* begin Supplied data *
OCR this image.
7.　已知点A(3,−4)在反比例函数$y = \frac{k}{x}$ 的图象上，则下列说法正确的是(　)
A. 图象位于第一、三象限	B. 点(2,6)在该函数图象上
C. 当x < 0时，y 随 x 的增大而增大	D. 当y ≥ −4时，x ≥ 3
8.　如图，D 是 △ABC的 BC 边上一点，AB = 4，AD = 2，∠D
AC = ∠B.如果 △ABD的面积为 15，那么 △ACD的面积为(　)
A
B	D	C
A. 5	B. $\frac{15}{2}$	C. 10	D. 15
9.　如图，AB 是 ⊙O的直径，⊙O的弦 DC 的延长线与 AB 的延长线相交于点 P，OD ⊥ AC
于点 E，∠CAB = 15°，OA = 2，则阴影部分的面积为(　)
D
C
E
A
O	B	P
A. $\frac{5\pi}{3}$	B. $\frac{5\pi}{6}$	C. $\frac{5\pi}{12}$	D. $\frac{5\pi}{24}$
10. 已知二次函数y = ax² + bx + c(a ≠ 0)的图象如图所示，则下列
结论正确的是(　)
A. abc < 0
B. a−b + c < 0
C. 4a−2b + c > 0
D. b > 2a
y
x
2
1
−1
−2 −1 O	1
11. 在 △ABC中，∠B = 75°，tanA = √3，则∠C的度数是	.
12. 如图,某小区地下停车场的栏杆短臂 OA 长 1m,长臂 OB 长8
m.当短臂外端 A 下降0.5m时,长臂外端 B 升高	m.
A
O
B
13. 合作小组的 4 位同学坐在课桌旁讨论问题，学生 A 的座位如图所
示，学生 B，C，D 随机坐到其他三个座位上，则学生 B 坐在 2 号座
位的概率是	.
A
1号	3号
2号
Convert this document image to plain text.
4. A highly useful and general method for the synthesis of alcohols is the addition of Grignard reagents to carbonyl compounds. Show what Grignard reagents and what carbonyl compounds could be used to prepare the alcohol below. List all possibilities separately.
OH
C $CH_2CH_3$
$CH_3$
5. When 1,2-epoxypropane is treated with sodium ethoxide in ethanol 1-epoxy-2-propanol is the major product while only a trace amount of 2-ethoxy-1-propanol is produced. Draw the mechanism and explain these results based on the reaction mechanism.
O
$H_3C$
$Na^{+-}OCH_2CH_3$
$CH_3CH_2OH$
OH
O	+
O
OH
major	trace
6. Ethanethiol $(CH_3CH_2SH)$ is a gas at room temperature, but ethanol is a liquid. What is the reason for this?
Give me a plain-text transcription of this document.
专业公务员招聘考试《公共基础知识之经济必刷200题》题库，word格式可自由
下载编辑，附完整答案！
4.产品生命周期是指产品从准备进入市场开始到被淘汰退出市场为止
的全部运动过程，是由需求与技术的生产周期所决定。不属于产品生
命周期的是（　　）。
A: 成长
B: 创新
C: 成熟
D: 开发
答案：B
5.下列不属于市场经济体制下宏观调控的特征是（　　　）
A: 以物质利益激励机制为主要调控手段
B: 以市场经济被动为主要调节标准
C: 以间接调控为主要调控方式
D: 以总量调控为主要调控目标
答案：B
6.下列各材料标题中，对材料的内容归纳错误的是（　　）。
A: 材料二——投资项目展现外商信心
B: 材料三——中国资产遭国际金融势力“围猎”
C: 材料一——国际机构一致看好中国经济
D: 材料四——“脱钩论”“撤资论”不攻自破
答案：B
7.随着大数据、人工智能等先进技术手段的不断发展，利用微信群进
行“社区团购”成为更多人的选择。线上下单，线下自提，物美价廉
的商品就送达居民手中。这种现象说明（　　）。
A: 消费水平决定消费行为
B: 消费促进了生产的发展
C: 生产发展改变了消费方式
* end Supplied data *
Transcribe each entry precisely, missing none.

OCR this image.
7.　已知点A(3,−4)在反比例函数$y = \frac{k}{x}$ 的图象上，则下列说法正确的是(　)
A. 图象位于第一、三象限	B. 点(2,6)在该函数图象上
C. 当x < 0时，y 随 x 的增大而增大	D. 当y ≥ −4时，x ≥ 3
8.　如图，D 是 △ABC的 BC 边上一点，AB = 4，AD = 2，∠D
AC = ∠B.如果 △ABD的面积为 15，那么 △ACD的面积为(　)
A
B	D	C
A. 5	B. $\frac{15}{2}$	C. 10	D. 15
9.　如图，AB 是 ⊙O的直径，⊙O的弦 DC 的延长线与 AB 的延长线相交于点 P，OD ⊥ AC
于点 E，∠CAB = 15°，OA = 2，则阴影部分的面积为(　)
D
C
E
A
O	B	P
A. $\frac{5\pi}{3}$	B. $\frac{5\pi}{6}$	C. $\frac{5\pi}{12}$	D. $\frac{5\pi}{24}$
10. 已知二次函数y = ax² + bx + c(a ≠ 0)的图象如图所示，则下列
结论正确的是(　)
A. abc < 0
B. a−b + c < 0
C. 4a−2b + c > 0
D. b > 2a
y
x
2
1
−1
−2 −1 O	1
11. 在 △ABC中，∠B = 75°，tanA = √3，则∠C的度数是	.
12. 如图,某小区地下停车场的栏杆短臂 OA 长 1m,长臂 OB 长8
m.当短臂外端 A 下降0.5m时,长臂外端 B 升高	m.
A
O
B
13. 合作小组的 4 位同学坐在课桌旁讨论问题，学生 A 的座位如图所
示，学生 B，C，D 随机坐到其他三个座位上，则学生 B 坐在 2 号座
位的概率是	.
A
1号	3号
2号
Convert this document image to plain text.
4. A highly useful and general method for the synthesis of alcohols is the addition of Grignard reagents to carbonyl compounds. Show what Grignard reagents and what carbonyl compounds could be used to prepare the alcohol below. List all possibilities separately.
OH
C $CH_2CH_3$
$CH_3$
5. When 1,2-epoxypropane is treated with sodium ethoxide in ethanol 1-epoxy-2-propanol is the major product while only a trace amount of 2-ethoxy-1-propanol is produced. Draw the mechanism and explain these results based on the reaction mechanism.
O
$H_3C$
$Na^{+-}OCH_2CH_3$
$CH_3CH_2OH$
OH
O	+
O
OH
major	trace
6. Ethanethiol $(CH_3CH_2SH)$ is a gas at room temperature, but ethanol is a liquid. What is the reason for this?
Give me a plain-text transcription of this document.
专业公务员招聘考试《公共基础知识之经济必刷200题》题库，word格式可自由
下载编辑，附完整答案！
4.产品生命周期是指产品从准备进入市场开始到被淘汰退出市场为止
的全部运动过程，是由需求与技术的生产周期所决定。不属于产品生
命周期的是（　　）。
A: 成长
B: 创新
C: 成熟
D: 开发
答案：B
5.下列不属于市场经济体制下宏观调控的特征是（　　　）
A: 以物质利益激励机制为主要调控手段
B: 以市场经济被动为主要调节标准
C: 以间接调控为主要调控方式
D: 以总量调控为主要调控目标
答案：B
6.下列各材料标题中，对材料的内容归纳错误的是（　　）。
A: 材料二——投资项目展现外商信心
B: 材料三——中国资产遭国际金融势力“围猎”
C: 材料一——国际机构一致看好中国经济
D: 材料四——“脱钩论”“撤资论”不攻自破
答案：B
7.随着大数据、人工智能等先进技术手段的不断发展，利用微信群进
行“社区团购”成为更多人的选择。线上下单，线下自提，物美价廉
的商品就送达居民手中。这种现象说明（　　）。
A: 消费水平决定消费行为
B: 消费促进了生产的发展
C: 生产发展改变了消费方式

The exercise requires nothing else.